Records supplied:
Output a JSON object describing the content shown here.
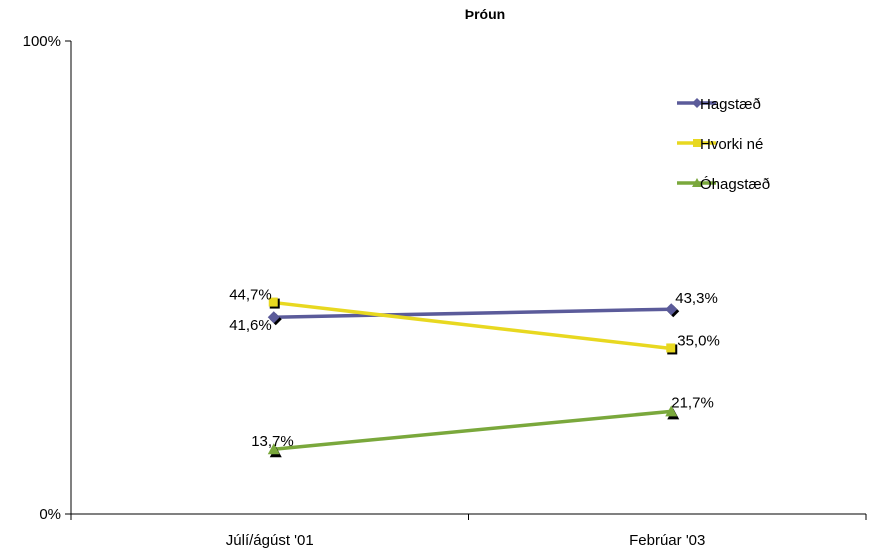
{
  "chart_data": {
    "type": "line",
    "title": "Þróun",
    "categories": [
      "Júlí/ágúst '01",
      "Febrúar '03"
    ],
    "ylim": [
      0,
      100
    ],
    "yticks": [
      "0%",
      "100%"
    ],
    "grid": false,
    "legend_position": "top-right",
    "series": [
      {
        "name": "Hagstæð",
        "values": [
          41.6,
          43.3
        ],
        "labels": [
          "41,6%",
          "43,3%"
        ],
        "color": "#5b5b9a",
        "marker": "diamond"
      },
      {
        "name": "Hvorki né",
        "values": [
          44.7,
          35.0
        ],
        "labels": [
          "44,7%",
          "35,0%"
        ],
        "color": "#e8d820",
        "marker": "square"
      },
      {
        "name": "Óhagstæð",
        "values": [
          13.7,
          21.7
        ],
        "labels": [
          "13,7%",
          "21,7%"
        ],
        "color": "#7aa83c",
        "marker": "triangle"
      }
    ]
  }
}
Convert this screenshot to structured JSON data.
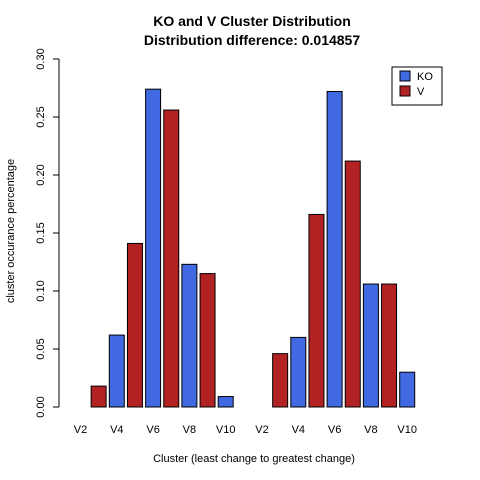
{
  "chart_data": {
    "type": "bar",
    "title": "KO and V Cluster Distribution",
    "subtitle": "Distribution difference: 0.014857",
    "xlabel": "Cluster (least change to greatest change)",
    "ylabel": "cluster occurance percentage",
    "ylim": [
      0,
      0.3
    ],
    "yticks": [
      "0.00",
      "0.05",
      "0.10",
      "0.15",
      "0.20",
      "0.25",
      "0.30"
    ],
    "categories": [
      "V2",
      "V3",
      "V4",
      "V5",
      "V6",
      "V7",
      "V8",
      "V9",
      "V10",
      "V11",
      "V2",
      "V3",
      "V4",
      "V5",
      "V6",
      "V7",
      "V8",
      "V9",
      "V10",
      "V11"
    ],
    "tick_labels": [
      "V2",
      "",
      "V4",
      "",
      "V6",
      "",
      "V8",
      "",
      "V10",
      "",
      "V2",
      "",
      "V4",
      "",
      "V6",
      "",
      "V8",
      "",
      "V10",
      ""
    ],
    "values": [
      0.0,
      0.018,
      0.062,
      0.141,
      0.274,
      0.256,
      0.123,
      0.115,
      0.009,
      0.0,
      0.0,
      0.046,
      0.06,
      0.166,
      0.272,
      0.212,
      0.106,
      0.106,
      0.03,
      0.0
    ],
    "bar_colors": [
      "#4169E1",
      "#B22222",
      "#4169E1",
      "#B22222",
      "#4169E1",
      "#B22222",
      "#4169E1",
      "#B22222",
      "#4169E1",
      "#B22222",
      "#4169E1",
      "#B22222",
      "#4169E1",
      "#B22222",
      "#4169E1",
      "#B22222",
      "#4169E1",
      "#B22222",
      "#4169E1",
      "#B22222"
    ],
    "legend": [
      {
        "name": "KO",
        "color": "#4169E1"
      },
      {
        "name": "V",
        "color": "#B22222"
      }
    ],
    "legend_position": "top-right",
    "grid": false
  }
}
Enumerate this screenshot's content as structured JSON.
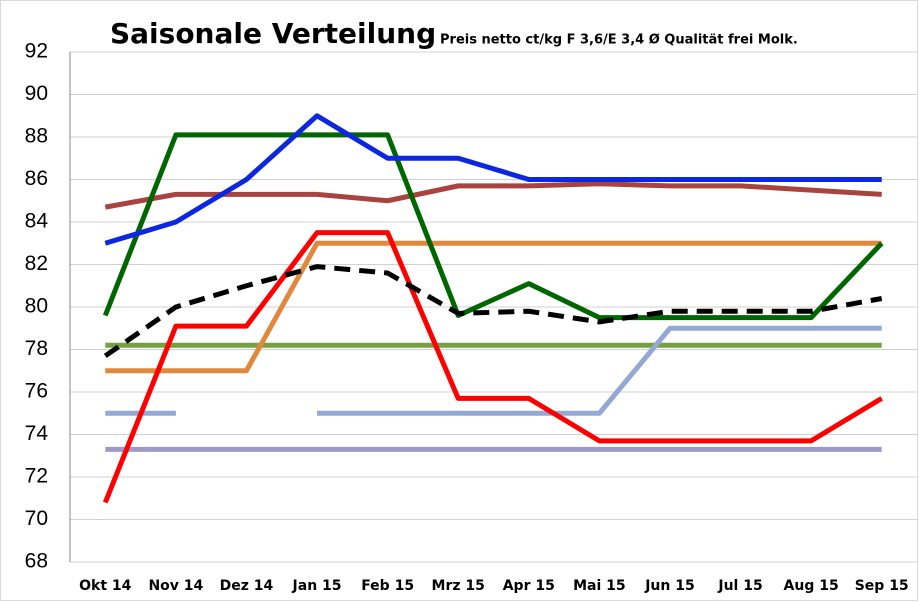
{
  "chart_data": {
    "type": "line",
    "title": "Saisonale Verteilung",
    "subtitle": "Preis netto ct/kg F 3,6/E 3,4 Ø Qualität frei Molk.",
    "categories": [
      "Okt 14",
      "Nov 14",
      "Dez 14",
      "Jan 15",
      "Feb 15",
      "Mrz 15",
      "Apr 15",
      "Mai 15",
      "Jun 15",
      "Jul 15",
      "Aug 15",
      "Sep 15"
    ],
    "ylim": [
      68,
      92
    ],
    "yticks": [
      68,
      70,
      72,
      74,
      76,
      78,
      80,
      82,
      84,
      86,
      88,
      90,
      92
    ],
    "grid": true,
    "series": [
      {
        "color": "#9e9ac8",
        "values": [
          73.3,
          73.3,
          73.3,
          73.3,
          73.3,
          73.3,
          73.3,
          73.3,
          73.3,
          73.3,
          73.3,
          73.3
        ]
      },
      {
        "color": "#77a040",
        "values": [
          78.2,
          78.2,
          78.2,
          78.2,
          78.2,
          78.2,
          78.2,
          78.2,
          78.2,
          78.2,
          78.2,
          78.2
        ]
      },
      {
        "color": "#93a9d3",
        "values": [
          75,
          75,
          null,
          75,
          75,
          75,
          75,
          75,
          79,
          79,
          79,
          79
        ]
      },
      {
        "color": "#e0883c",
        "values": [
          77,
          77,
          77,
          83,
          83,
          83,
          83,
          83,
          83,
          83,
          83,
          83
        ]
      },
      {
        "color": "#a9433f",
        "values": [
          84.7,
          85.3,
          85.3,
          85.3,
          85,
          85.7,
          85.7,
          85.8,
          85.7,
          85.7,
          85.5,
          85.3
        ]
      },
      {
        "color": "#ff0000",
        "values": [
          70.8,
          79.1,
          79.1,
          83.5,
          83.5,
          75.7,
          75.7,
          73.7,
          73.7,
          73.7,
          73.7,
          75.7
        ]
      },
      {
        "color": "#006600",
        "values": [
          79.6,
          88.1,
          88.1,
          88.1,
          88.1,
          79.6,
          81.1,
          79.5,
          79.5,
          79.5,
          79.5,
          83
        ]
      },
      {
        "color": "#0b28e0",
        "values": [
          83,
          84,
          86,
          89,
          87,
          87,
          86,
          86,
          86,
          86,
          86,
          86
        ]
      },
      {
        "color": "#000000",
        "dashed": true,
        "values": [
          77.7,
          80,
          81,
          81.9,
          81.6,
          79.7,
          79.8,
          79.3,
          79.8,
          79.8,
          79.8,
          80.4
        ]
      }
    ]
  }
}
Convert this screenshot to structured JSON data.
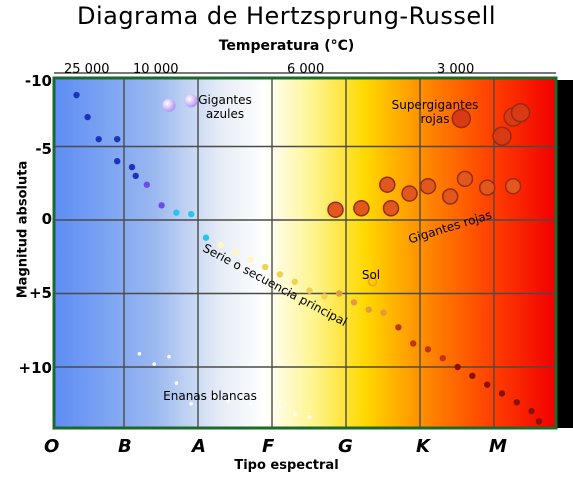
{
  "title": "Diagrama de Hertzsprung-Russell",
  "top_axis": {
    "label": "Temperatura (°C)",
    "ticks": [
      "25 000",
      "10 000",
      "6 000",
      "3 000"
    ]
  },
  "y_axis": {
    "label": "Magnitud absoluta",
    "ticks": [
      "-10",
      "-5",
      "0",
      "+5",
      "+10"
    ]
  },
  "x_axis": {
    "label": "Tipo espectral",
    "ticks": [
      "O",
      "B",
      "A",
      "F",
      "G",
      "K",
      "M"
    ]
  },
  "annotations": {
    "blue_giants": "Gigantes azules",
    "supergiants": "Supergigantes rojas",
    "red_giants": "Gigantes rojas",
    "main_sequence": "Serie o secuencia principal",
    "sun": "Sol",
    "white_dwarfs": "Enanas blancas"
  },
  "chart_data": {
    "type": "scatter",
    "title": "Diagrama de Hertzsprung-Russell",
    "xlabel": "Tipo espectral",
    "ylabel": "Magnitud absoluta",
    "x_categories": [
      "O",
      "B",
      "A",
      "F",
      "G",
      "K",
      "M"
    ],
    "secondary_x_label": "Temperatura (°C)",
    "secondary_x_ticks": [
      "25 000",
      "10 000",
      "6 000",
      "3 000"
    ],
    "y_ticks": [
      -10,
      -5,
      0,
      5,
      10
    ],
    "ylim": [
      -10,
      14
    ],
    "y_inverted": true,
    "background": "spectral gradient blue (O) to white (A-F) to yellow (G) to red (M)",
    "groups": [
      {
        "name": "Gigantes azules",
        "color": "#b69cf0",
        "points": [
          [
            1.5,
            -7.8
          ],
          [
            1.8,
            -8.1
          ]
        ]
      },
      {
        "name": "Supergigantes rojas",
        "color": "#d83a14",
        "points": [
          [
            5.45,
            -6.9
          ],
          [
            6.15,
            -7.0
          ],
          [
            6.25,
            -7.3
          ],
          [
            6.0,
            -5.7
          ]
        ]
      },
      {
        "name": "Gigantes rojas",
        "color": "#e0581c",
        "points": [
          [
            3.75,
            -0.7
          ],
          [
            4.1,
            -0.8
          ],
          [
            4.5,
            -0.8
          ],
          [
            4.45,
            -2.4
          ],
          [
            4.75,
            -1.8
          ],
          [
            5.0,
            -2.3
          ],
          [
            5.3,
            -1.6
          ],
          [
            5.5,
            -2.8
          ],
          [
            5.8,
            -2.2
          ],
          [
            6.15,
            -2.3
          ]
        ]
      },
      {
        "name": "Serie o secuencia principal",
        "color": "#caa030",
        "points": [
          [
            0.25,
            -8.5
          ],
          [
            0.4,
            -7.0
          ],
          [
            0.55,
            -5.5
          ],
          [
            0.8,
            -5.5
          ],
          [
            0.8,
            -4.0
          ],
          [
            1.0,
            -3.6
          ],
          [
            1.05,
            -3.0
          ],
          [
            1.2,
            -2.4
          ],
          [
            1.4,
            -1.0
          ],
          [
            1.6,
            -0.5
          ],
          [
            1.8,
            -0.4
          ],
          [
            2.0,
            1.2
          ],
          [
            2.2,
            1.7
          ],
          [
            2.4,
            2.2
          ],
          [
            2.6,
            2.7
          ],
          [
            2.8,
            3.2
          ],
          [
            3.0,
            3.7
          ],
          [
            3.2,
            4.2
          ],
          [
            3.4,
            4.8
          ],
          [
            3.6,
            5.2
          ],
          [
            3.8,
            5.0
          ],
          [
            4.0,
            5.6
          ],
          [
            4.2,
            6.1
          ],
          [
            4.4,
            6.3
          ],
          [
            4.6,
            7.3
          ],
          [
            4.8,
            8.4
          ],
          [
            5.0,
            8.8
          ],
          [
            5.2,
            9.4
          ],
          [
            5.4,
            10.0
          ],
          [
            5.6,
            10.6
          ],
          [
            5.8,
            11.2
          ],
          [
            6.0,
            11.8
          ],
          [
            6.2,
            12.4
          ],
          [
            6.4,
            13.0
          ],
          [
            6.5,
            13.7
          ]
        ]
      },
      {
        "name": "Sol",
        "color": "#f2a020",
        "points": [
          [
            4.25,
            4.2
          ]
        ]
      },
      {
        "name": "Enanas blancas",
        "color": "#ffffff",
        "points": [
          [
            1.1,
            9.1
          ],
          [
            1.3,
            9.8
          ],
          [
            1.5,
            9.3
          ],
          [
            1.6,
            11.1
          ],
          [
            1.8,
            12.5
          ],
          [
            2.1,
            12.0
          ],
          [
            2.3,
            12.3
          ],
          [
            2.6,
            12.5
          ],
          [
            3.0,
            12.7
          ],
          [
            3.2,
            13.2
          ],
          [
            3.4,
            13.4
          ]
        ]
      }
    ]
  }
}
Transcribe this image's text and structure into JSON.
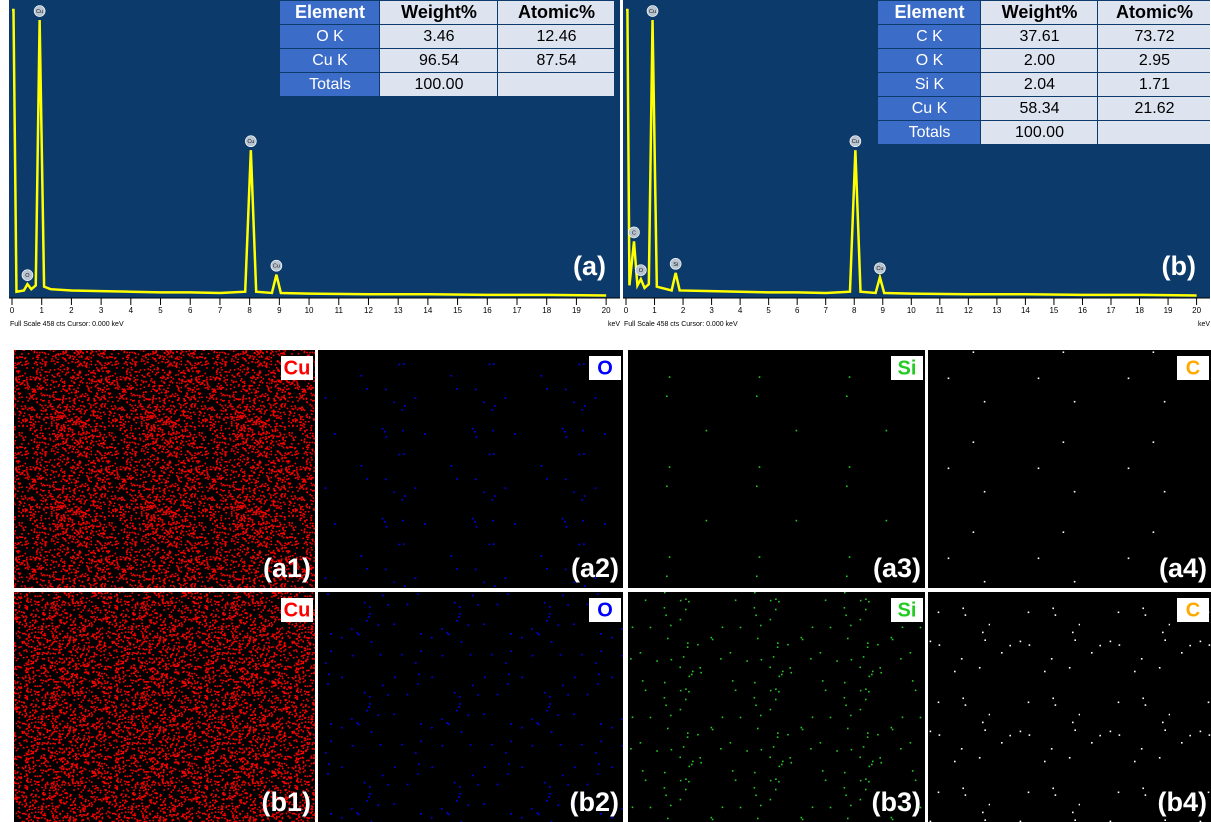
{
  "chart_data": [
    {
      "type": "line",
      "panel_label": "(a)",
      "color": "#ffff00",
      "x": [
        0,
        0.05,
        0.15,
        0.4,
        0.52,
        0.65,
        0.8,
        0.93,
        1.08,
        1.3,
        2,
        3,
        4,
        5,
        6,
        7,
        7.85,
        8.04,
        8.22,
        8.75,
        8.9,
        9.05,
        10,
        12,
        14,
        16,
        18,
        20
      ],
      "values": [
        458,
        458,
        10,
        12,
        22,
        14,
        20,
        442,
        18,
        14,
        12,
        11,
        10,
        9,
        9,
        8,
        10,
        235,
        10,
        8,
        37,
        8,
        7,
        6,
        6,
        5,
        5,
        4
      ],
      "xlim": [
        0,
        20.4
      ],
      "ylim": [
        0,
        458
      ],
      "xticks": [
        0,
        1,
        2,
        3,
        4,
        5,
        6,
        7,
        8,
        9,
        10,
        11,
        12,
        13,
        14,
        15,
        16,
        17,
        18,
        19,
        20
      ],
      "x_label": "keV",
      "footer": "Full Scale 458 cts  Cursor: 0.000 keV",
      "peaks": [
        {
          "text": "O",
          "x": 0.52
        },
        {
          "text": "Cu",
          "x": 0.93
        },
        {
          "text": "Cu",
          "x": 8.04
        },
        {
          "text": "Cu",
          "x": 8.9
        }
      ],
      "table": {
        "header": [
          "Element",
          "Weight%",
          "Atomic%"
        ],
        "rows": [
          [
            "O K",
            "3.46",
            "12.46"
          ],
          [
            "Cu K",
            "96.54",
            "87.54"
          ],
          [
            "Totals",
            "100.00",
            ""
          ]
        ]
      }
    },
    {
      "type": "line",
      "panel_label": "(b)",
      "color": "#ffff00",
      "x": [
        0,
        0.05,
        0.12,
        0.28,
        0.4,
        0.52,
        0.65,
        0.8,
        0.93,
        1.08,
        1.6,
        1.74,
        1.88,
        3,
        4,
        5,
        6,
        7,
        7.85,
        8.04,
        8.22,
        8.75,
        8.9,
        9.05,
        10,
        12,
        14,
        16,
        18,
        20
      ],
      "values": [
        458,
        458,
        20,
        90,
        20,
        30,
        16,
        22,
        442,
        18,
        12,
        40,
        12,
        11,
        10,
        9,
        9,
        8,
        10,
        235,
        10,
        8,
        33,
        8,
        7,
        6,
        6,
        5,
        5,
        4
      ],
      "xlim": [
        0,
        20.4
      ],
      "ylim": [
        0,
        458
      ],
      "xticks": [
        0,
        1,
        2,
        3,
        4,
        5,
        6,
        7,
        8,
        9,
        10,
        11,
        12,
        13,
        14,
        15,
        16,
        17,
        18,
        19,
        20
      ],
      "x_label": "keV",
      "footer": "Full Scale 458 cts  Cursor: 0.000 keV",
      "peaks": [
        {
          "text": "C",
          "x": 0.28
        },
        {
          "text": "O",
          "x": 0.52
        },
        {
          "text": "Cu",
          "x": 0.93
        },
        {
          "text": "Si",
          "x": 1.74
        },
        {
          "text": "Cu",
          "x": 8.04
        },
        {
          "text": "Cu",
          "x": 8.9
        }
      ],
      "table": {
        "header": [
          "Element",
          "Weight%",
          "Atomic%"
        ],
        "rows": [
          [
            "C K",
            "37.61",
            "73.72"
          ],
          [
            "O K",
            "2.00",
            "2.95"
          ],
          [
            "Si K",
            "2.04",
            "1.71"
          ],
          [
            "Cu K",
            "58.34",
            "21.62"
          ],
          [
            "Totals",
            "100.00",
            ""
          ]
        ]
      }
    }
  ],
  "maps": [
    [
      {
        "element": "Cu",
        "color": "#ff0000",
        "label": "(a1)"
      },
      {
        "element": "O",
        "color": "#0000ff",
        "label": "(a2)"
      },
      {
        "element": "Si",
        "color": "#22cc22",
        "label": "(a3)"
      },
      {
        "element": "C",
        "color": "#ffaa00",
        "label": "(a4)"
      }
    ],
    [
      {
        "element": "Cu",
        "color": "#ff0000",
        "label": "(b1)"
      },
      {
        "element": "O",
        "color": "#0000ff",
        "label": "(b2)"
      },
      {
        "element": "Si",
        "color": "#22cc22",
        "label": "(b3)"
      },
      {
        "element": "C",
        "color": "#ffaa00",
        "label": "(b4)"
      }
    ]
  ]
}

Exercise: Of the lines in the listing above, how many hold the string "JSON"? Reply with the number only.

Answer to this problem: 5